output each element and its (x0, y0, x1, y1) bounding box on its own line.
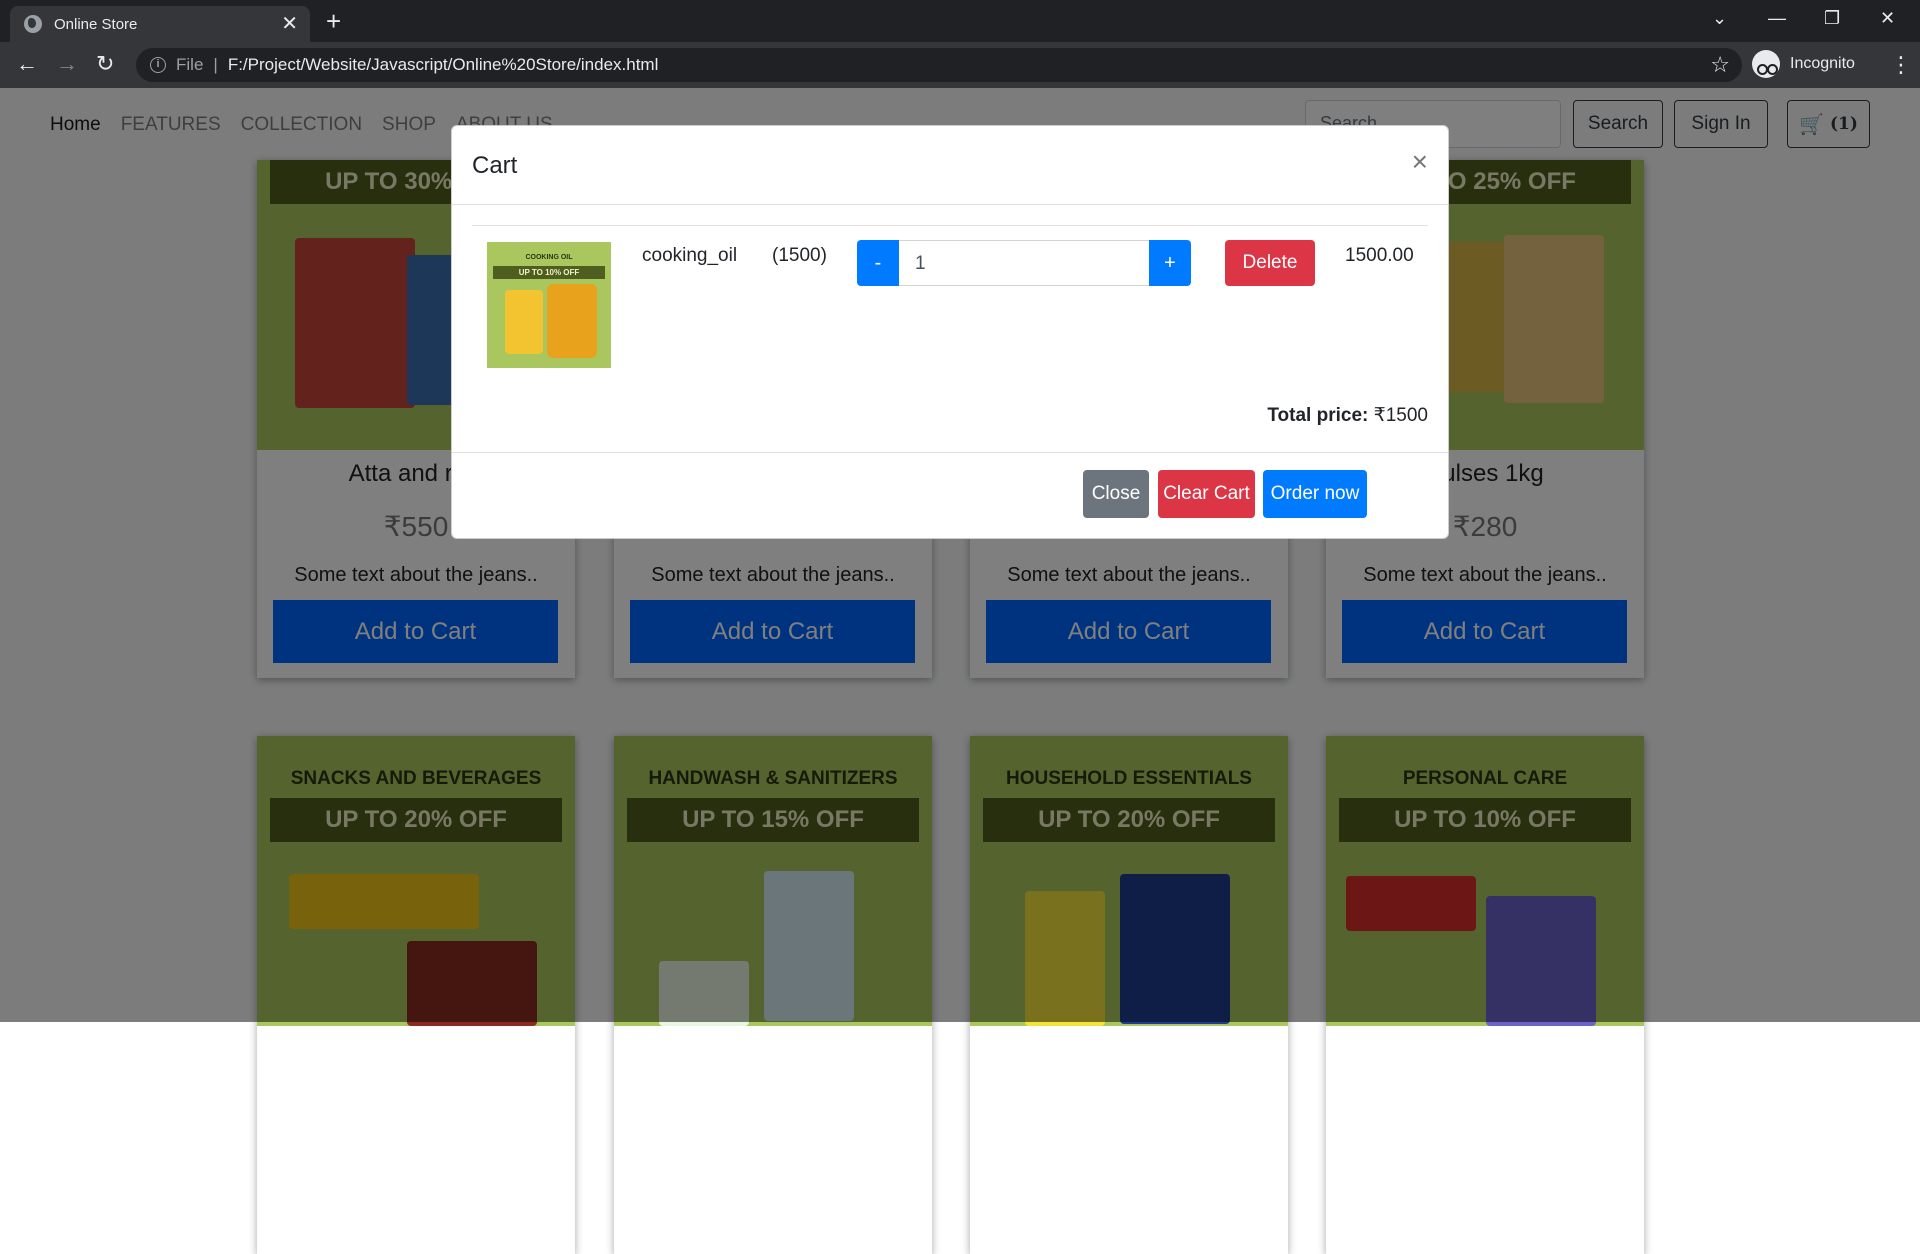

+++++

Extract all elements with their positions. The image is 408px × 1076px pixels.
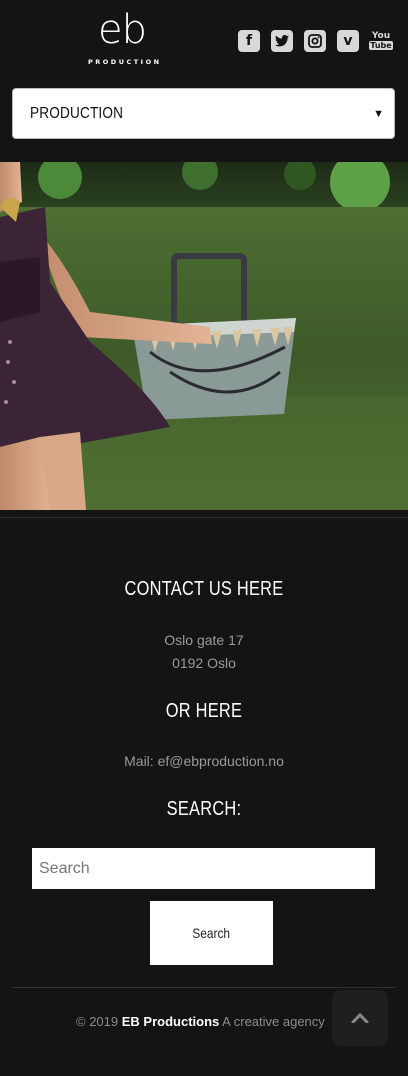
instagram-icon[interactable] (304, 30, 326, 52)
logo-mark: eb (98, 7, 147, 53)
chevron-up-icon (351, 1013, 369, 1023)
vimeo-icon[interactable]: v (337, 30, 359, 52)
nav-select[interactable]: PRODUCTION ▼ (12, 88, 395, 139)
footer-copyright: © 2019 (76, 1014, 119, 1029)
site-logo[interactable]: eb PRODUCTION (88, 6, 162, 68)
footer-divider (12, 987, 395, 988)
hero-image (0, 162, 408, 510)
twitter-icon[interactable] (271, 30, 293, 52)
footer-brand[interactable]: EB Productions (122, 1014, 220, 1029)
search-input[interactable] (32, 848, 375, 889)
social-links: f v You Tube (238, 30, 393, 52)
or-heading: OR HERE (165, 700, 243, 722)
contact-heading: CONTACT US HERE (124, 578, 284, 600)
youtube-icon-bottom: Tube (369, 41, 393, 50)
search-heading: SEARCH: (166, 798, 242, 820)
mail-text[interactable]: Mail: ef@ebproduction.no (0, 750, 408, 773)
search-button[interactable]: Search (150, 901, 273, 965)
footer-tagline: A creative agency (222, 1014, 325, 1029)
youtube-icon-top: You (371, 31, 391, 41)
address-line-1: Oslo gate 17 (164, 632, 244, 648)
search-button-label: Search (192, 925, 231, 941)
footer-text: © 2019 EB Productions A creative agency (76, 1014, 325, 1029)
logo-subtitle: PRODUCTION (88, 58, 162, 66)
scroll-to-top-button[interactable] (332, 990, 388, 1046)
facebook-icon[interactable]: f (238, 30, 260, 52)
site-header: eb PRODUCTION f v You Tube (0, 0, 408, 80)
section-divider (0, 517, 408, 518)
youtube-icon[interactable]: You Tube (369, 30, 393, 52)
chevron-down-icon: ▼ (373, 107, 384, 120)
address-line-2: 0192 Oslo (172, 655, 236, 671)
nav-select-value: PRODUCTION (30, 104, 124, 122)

+++++

• Task directions
How many lines of the material above contain the word "creative"? Give only the number.

• Correct response
2